-- start of Exercise input --
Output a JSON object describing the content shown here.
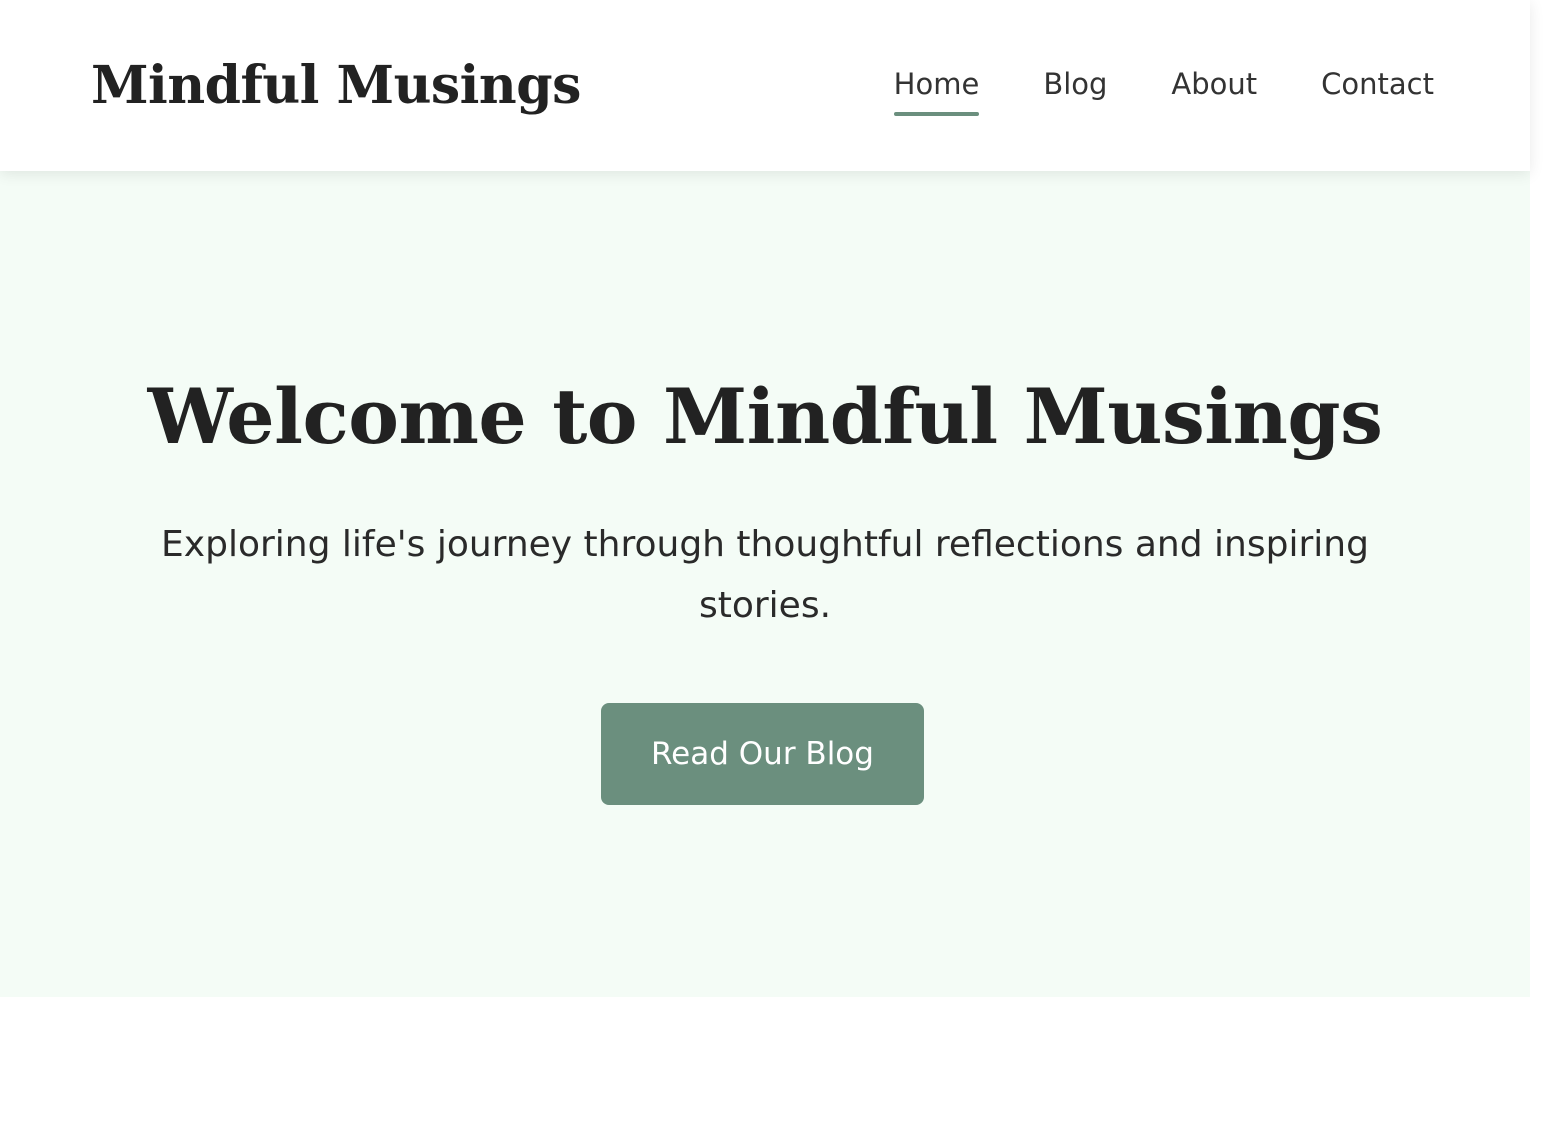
{
  "site": {
    "logo": "Mindful Musings"
  },
  "nav": {
    "items": [
      {
        "label": "Home",
        "active": true
      },
      {
        "label": "Blog",
        "active": false
      },
      {
        "label": "About",
        "active": false
      },
      {
        "label": "Contact",
        "active": false
      }
    ]
  },
  "hero": {
    "title": "Welcome to Mindful Musings",
    "subtitle": "Exploring life's journey through thoughtful reflections and inspiring stories.",
    "cta_label": "Read Our Blog"
  },
  "colors": {
    "accent": "#6b8f7e",
    "hero_background": "#f4fcf6",
    "text": "#222222"
  }
}
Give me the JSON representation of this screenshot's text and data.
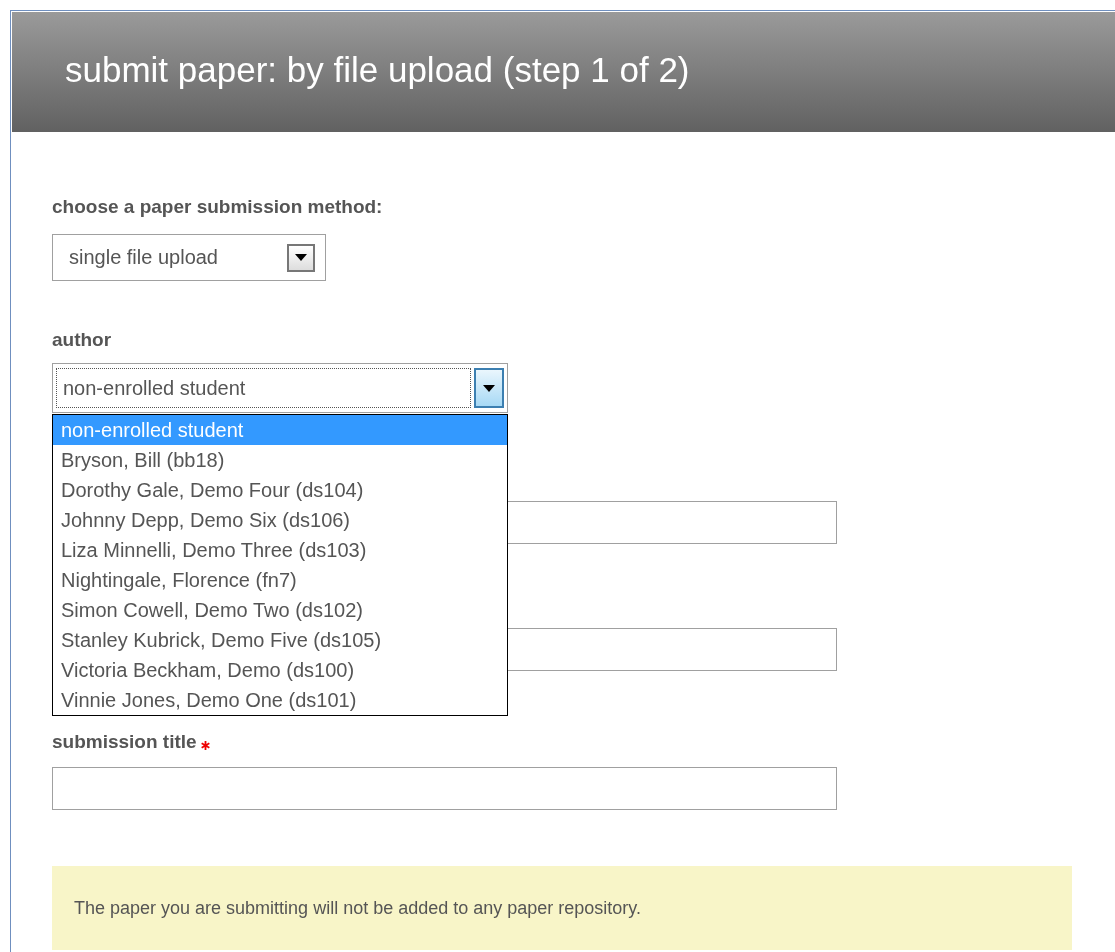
-- end of Exercise input --
-- Given request --
Exclude the pictures and transcribe all of the entries exactly.

-- Written response --
Output a JSON object describing the content shown here.
{
  "site": {
    "logo": "Mindful Musings"
  },
  "nav": {
    "items": [
      {
        "label": "Home",
        "active": true
      },
      {
        "label": "Blog",
        "active": false
      },
      {
        "label": "About",
        "active": false
      },
      {
        "label": "Contact",
        "active": false
      }
    ]
  },
  "hero": {
    "title": "Welcome to Mindful Musings",
    "subtitle": "Exploring life's journey through thoughtful reflections and inspiring stories.",
    "cta_label": "Read Our Blog"
  },
  "colors": {
    "accent": "#6b8f7e",
    "hero_background": "#f4fcf6",
    "text": "#222222"
  }
}
Give me the JSON representation of this screenshot's text and data.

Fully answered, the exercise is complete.